Copy the items from the line with "- misi-item: 1." up to and including the line with "- instagram-icon: [287, 322, 292, 327]", and swap "brochure-image" for "leaflet-image" wherever it occurs. Keep everything else the same.

Given data -
○ ○ ○ ○ ○

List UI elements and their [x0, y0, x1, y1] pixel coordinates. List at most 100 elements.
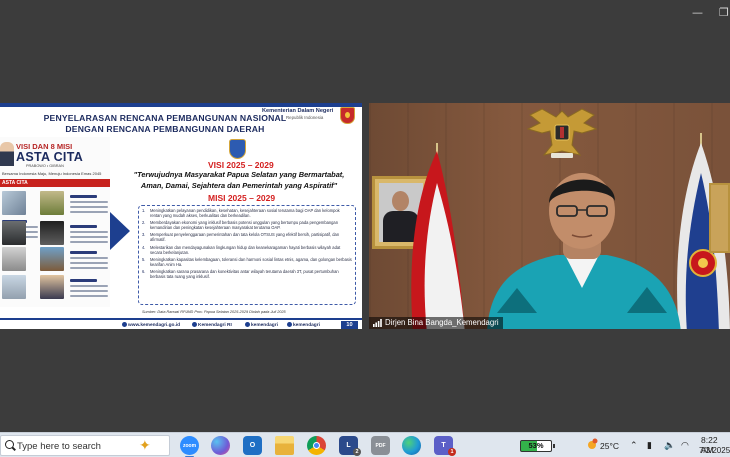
- misi-item: 1. Meningkatkan pelayanan pendidikan, kes…: [142, 208, 352, 218]
- brochure-image: [2, 221, 26, 245]
- misi-number: 5.: [142, 256, 146, 262]
- footer-instagram: kemendagri: [287, 322, 320, 328]
- l-app-badge: 2: [353, 448, 361, 456]
- slide-title: PENYELARASAN RENCANA PEMBANGUNAN NASIONA…: [43, 113, 287, 134]
- misi-text: Memperkuat penyelenggaraan pemerintahan …: [150, 232, 340, 243]
- misi-text: Memberdayakan ekonomi yang inklusif berb…: [150, 220, 338, 231]
- province-emblem-icon: [229, 139, 246, 159]
- asta-cita-brochure: VISI DAN 8 MISI ASTA CITA PRABOWO • GIBR…: [0, 137, 110, 307]
- outlook-app-label: O: [249, 442, 256, 449]
- misi-item: 2. Memberdayakan ekonomi yang inklusif be…: [142, 220, 352, 230]
- wifi-icon[interactable]: ◠: [681, 441, 689, 451]
- copilot-sparkle-icon[interactable]: ✦: [139, 438, 151, 454]
- brochure-image: [40, 191, 64, 215]
- misi-text: Melestarikan dan mendayagunakan lingkung…: [150, 244, 341, 255]
- outlook-app-icon[interactable]: O: [243, 436, 262, 455]
- slide-source-note: Sumber: Data Ranwal RPJMD Prov. Papua Se…: [142, 310, 286, 314]
- participant-name-text: Dirjen Bina Bangda_Kemendagri: [385, 318, 499, 327]
- ministry-name: Kementerian Dalam Negeri: [262, 108, 334, 114]
- instagram-icon: [287, 322, 292, 327]
- ministry-subtitle: Republik Indonesia: [286, 115, 324, 120]
- misi-item: 3. Memperkuat penyelenggaraan pemerintaha…: [142, 232, 352, 242]
- slide-footer: www.kemendagri.go.id Kemendagri RI kemen…: [0, 318, 362, 329]
- brochure-image: [40, 221, 64, 245]
- search-placeholder: Type here to search: [17, 441, 101, 452]
- speaker-video: [487, 173, 681, 329]
- brochure-text: [70, 192, 108, 214]
- ministry-logo-icon: [340, 107, 355, 124]
- footer-facebook-text: Kemendagri RI: [198, 323, 232, 328]
- teams-app-badge: 1: [448, 448, 456, 456]
- visi-heading: VISI 2025 – 2029: [208, 160, 274, 170]
- misi-heading: MISI 2025 – 2029: [208, 193, 276, 203]
- candidate-photo: [0, 142, 14, 166]
- brochure-text: [70, 248, 108, 270]
- teams-app-icon[interactable]: T1: [434, 436, 456, 456]
- microphone-icon[interactable]: ▮: [647, 441, 652, 451]
- brochure-text: [70, 222, 108, 244]
- misi-text: Meningkatkan pelayanan pendidikan, keseh…: [150, 208, 340, 218]
- edge-app-icon[interactable]: [402, 436, 421, 455]
- facebook-icon: [192, 322, 197, 327]
- volume-icon[interactable]: 🔈: [664, 441, 675, 451]
- footer-twitter: kemendagri: [245, 322, 278, 328]
- chevron-up-icon[interactable]: ⌃: [630, 441, 638, 451]
- brochure-candidates: PRABOWO • GIBRAN: [26, 164, 64, 168]
- pdf-app-label: PDF: [375, 442, 386, 449]
- zoom-app-icon[interactable]: zoom: [180, 436, 199, 457]
- windows-taskbar: Type here to search ✦ zoom O L2 PDF T1 5…: [0, 432, 730, 457]
- file-explorer-icon[interactable]: [275, 436, 294, 455]
- brochure-vision-line: Bersama Indonesia Maju, Menuju Indonesia…: [2, 171, 102, 176]
- brochure-image: [2, 191, 26, 215]
- participant-video-tile[interactable]: Dirjen Bina Bangda_Kemendagri: [369, 103, 730, 329]
- brochure-text: [70, 276, 108, 298]
- temperature-text[interactable]: 25°C: [600, 441, 619, 451]
- visi-statement: "Terwujudnya Masyarakat Papua Selatan ya…: [133, 170, 345, 190]
- footer-website: www.kemendagri.go.id: [122, 322, 180, 328]
- misi-number: 6.: [142, 268, 146, 274]
- brochure-image: [2, 275, 26, 299]
- screen: — ❐ PENYELARASAN RENCANA PEMBANGUNAN NAS…: [0, 0, 730, 457]
- taskbar-search[interactable]: Type here to search ✦: [0, 435, 170, 456]
- participant-name-label: Dirjen Bina Bangda_Kemendagri: [369, 317, 503, 329]
- twitter-icon: [245, 322, 250, 327]
- pdf-app-icon[interactable]: PDF: [371, 436, 390, 455]
- garuda-emblem-icon: [526, 108, 598, 158]
- brochure-image: [40, 275, 64, 299]
- slide-top-bar: [0, 103, 362, 107]
- misi-item: 5. Meningkatkan kapasitas kelembagaan, to…: [142, 257, 352, 267]
- misi-item: 6. Meningkatkan sarana prasarana dan kone…: [142, 269, 352, 279]
- chrome-center: [313, 442, 320, 449]
- globe-icon: [122, 322, 127, 327]
- shared-slide: PENYELARASAN RENCANA PEMBANGUNAN NASIONA…: [0, 103, 362, 329]
- misi-item: 4. Melestarikan dan mendayagunakan lingku…: [142, 245, 352, 255]
- clock-date[interactable]: 7/3/2025: [699, 446, 730, 455]
- misi-number: 2.: [142, 220, 146, 226]
- misi-text: Meningkatkan sarana prasarana dan konekt…: [150, 268, 339, 279]
- battery-indicator[interactable]: 53%: [520, 440, 555, 452]
- l-app-label: L: [346, 442, 351, 449]
- brochure-image: [2, 247, 26, 271]
- misi-text: Meningkatkan kapasitas kelembagaan, tole…: [150, 256, 352, 267]
- page-number: 10: [341, 321, 358, 329]
- footer-instagram-text: kemendagri: [293, 323, 320, 328]
- misi-number: 1.: [142, 208, 146, 213]
- zoom-app-label: zoom: [182, 442, 197, 449]
- indonesian-flag: [411, 143, 465, 329]
- restore-icon[interactable]: ❐: [719, 6, 729, 19]
- misi-list: 1. Meningkatkan pelayanan pendidikan, kes…: [138, 205, 356, 305]
- misi-number: 4.: [142, 244, 146, 250]
- teams-app-label: T: [441, 442, 446, 449]
- copilot-app-icon[interactable]: [211, 436, 230, 455]
- footer-facebook: Kemendagri RI: [192, 322, 232, 328]
- misi-number: 3.: [142, 232, 146, 238]
- l-app-icon[interactable]: L2: [339, 436, 361, 456]
- arrow-right-icon: [110, 212, 130, 250]
- right-portrait: [709, 183, 730, 253]
- brochure-section-label: ASTA CITA: [2, 180, 28, 186]
- weather-sun-icon[interactable]: [585, 438, 599, 452]
- chrome-app-icon[interactable]: [307, 436, 326, 455]
- search-icon: [5, 440, 14, 449]
- footer-website-text: www.kemendagri.go.id: [128, 323, 181, 328]
- minimize-icon[interactable]: —: [692, 6, 703, 19]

○ ○ ○ ○ ○

Answer -
- misi-item: 1. Meningkatkan pelayanan pendidikan, kes…: [142, 208, 352, 218]
- leaflet-image: [2, 221, 26, 245]
- misi-number: 5.: [142, 256, 146, 262]
- footer-instagram: kemendagri: [287, 322, 320, 328]
- l-app-badge: 2: [353, 448, 361, 456]
- slide-title: PENYELARASAN RENCANA PEMBANGUNAN NASIONA…: [43, 113, 287, 134]
- misi-text: Memperkuat penyelenggaraan pemerintahan …: [150, 232, 340, 243]
- misi-text: Memberdayakan ekonomi yang inklusif berb…: [150, 220, 338, 231]
- province-emblem-icon: [229, 139, 246, 159]
- asta-cita-brochure: VISI DAN 8 MISI ASTA CITA PRABOWO • GIBR…: [0, 137, 110, 307]
- outlook-app-label: O: [249, 442, 256, 449]
- misi-item: 2. Memberdayakan ekonomi yang inklusif be…: [142, 220, 352, 230]
- wifi-icon[interactable]: ◠: [681, 441, 689, 451]
- copilot-sparkle-icon[interactable]: ✦: [139, 438, 151, 454]
- leaflet-image: [40, 191, 64, 215]
- misi-text: Melestarikan dan mendayagunakan lingkung…: [150, 244, 341, 255]
- outlook-app-icon[interactable]: O: [243, 436, 262, 455]
- slide-source-note: Sumber: Data Ranwal RPJMD Prov. Papua Se…: [142, 310, 286, 314]
- participant-name-text: Dirjen Bina Bangda_Kemendagri: [385, 318, 499, 327]
- ministry-name: Kementerian Dalam Negeri: [262, 108, 334, 114]
- instagram-icon: [287, 322, 292, 327]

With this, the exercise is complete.